Entries from a visual dataset:
---+---
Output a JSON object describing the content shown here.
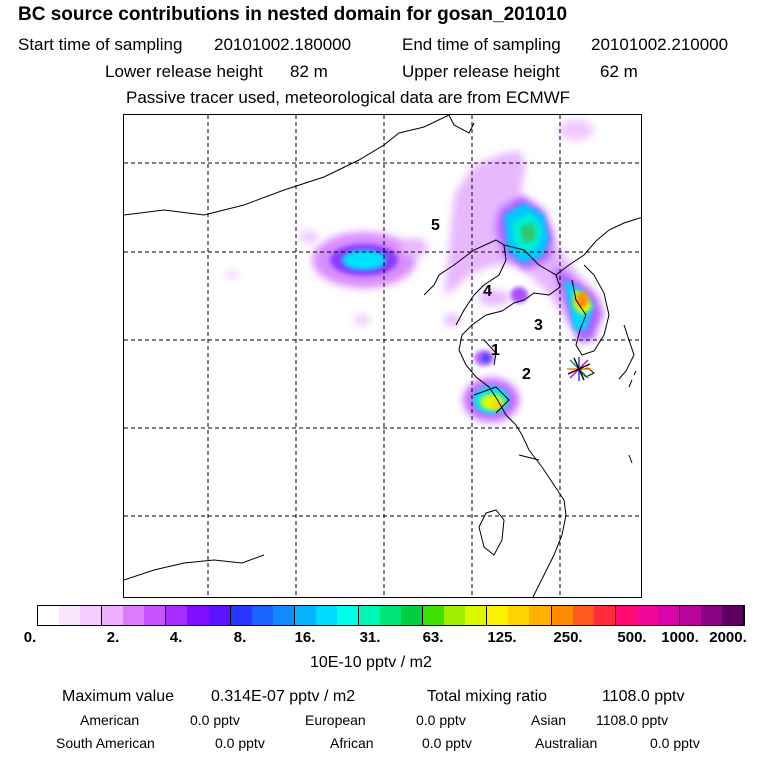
{
  "title": "BC  source contributions in nested domain for gosan_201010",
  "sampling": {
    "start_label": "Start time of sampling",
    "start_value": "20101002.180000",
    "end_label": "End time of sampling",
    "end_value": "20101002.210000"
  },
  "release": {
    "lower_label": "Lower release height",
    "lower_value": "82 m",
    "upper_label": "Upper release height",
    "upper_value": "62 m"
  },
  "note": "Passive tracer used, meteorological data are from ECMWF",
  "map": {
    "region_labels": [
      "1",
      "2",
      "3",
      "4",
      "5"
    ],
    "receptor_marker": "star-icon"
  },
  "colorbar": {
    "ticks": [
      "0.",
      "2.",
      "4.",
      "8.",
      "16.",
      "31.",
      "63.",
      "125.",
      "250.",
      "500.",
      "1000.",
      "2000."
    ],
    "unit": "10E-10 pptv / m2",
    "colors": [
      "#ffffff",
      "#fbe6ff",
      "#f6ccff",
      "#eeb0ff",
      "#d97cff",
      "#c653ff",
      "#a62cff",
      "#7e10ff",
      "#5a14ff",
      "#2d36ff",
      "#1c64ff",
      "#0f8cff",
      "#08b2ff",
      "#00dcff",
      "#00ffe8",
      "#00f7b8",
      "#00e57a",
      "#00d040",
      "#3ee000",
      "#9cf000",
      "#dcf800",
      "#fff200",
      "#ffd200",
      "#ffb000",
      "#ff8a00",
      "#ff5a1e",
      "#ff2a3c",
      "#ff0a6e",
      "#f0089a",
      "#d806a8",
      "#b8049c",
      "#8c0282",
      "#5e0060"
    ]
  },
  "stats": {
    "max_label": "Maximum value",
    "max_value": "0.314E-07 pptv / m2",
    "total_label": "Total mixing ratio",
    "total_value": "1108.0 pptv",
    "american_label": "American",
    "american_value": "0.0 pptv",
    "european_label": "European",
    "european_value": "0.0 pptv",
    "asian_label": "Asian",
    "asian_value": "1108.0 pptv",
    "south_american_label": "South American",
    "south_american_value": "0.0 pptv",
    "african_label": "African",
    "african_value": "0.0 pptv",
    "australian_label": "Australian",
    "australian_value": "0.0 pptv"
  }
}
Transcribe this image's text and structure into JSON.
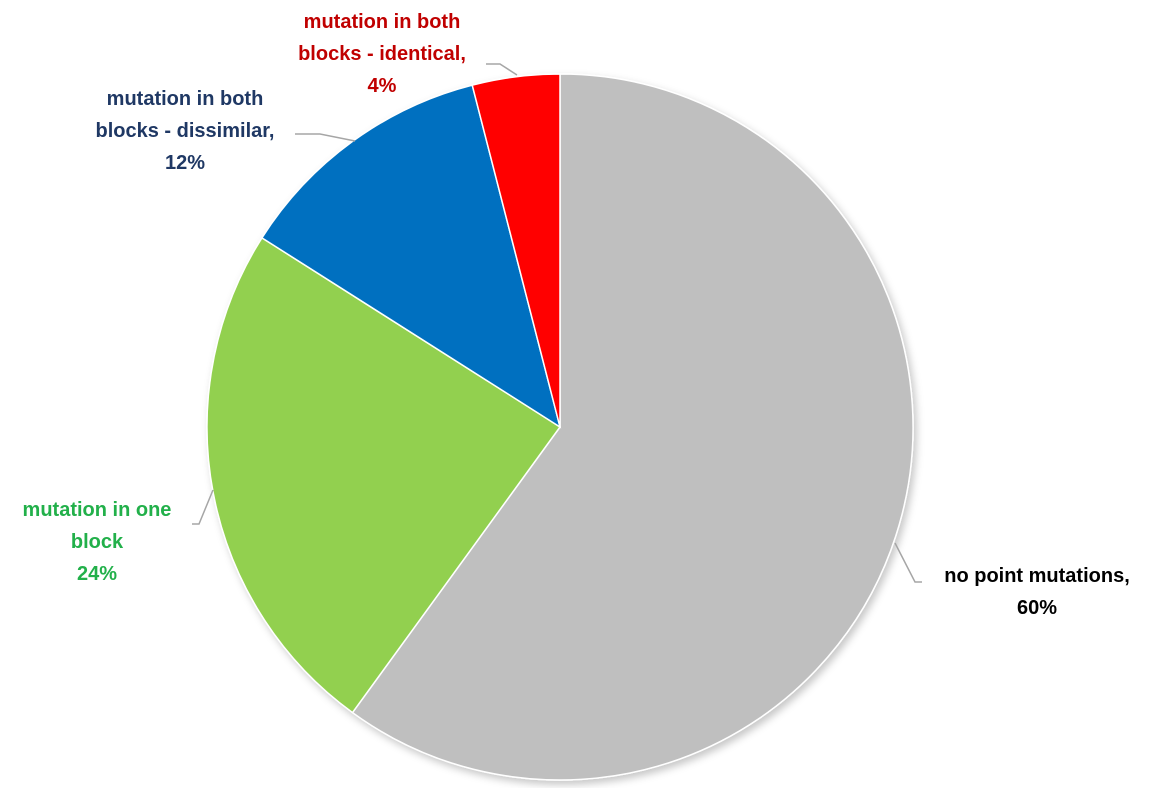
{
  "chart_data": {
    "type": "pie",
    "title": "",
    "start_angle_deg": 0,
    "direction": "clockwise",
    "slices": [
      {
        "label_lines": [
          "no point mutations,",
          "60%"
        ],
        "category": "no point mutations",
        "value": 60,
        "value_label": "60%",
        "color": "#bfbfbf",
        "label_color": "#000000"
      },
      {
        "label_lines": [
          "mutation in one",
          "block",
          "24%"
        ],
        "category": "mutation in one block",
        "value": 24,
        "value_label": "24%",
        "color": "#92d050",
        "label_color": "#22b04a"
      },
      {
        "label_lines": [
          "mutation in both",
          "blocks - dissimilar,",
          "12%"
        ],
        "category": "mutation in both blocks - dissimilar",
        "value": 12,
        "value_label": "12%",
        "color": "#0070c0",
        "label_color": "#1f3864"
      },
      {
        "label_lines": [
          "mutation in both",
          "blocks - identical,",
          "4%"
        ],
        "category": "mutation in both blocks - identical",
        "value": 4,
        "value_label": "4%",
        "color": "#ff0000",
        "label_color": "#c00000"
      }
    ],
    "leader_line_color": "#a6a6a6"
  }
}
---+---
Exercise task: Leave out the pictures and reproduce the rest of the listing exactly.

Written response:
Output a JSON object describing the content shown here.
{
  "title": "BC  source contributions in nested domain for gosan_201010",
  "sampling": {
    "start_label": "Start time of sampling",
    "start_value": "20101002.180000",
    "end_label": "End time of sampling",
    "end_value": "20101002.210000"
  },
  "release": {
    "lower_label": "Lower release height",
    "lower_value": "82 m",
    "upper_label": "Upper release height",
    "upper_value": "62 m"
  },
  "note": "Passive tracer used, meteorological data are from ECMWF",
  "map": {
    "region_labels": [
      "1",
      "2",
      "3",
      "4",
      "5"
    ],
    "receptor_marker": "star-icon"
  },
  "colorbar": {
    "ticks": [
      "0.",
      "2.",
      "4.",
      "8.",
      "16.",
      "31.",
      "63.",
      "125.",
      "250.",
      "500.",
      "1000.",
      "2000."
    ],
    "unit": "10E-10 pptv / m2",
    "colors": [
      "#ffffff",
      "#fbe6ff",
      "#f6ccff",
      "#eeb0ff",
      "#d97cff",
      "#c653ff",
      "#a62cff",
      "#7e10ff",
      "#5a14ff",
      "#2d36ff",
      "#1c64ff",
      "#0f8cff",
      "#08b2ff",
      "#00dcff",
      "#00ffe8",
      "#00f7b8",
      "#00e57a",
      "#00d040",
      "#3ee000",
      "#9cf000",
      "#dcf800",
      "#fff200",
      "#ffd200",
      "#ffb000",
      "#ff8a00",
      "#ff5a1e",
      "#ff2a3c",
      "#ff0a6e",
      "#f0089a",
      "#d806a8",
      "#b8049c",
      "#8c0282",
      "#5e0060"
    ]
  },
  "stats": {
    "max_label": "Maximum value",
    "max_value": "0.314E-07 pptv / m2",
    "total_label": "Total mixing ratio",
    "total_value": "1108.0 pptv",
    "american_label": "American",
    "american_value": "0.0 pptv",
    "european_label": "European",
    "european_value": "0.0 pptv",
    "asian_label": "Asian",
    "asian_value": "1108.0 pptv",
    "south_american_label": "South American",
    "south_american_value": "0.0 pptv",
    "african_label": "African",
    "african_value": "0.0 pptv",
    "australian_label": "Australian",
    "australian_value": "0.0 pptv"
  }
}
Transcribe this image's text and structure into JSON.
{
  "chart_data": {
    "type": "pie",
    "title": "",
    "start_angle_deg": 0,
    "direction": "clockwise",
    "slices": [
      {
        "label_lines": [
          "no point mutations,",
          "60%"
        ],
        "category": "no point mutations",
        "value": 60,
        "value_label": "60%",
        "color": "#bfbfbf",
        "label_color": "#000000"
      },
      {
        "label_lines": [
          "mutation in one",
          "block",
          "24%"
        ],
        "category": "mutation in one block",
        "value": 24,
        "value_label": "24%",
        "color": "#92d050",
        "label_color": "#22b04a"
      },
      {
        "label_lines": [
          "mutation in both",
          "blocks - dissimilar,",
          "12%"
        ],
        "category": "mutation in both blocks - dissimilar",
        "value": 12,
        "value_label": "12%",
        "color": "#0070c0",
        "label_color": "#1f3864"
      },
      {
        "label_lines": [
          "mutation in both",
          "blocks - identical,",
          "4%"
        ],
        "category": "mutation in both blocks - identical",
        "value": 4,
        "value_label": "4%",
        "color": "#ff0000",
        "label_color": "#c00000"
      }
    ],
    "leader_line_color": "#a6a6a6"
  }
}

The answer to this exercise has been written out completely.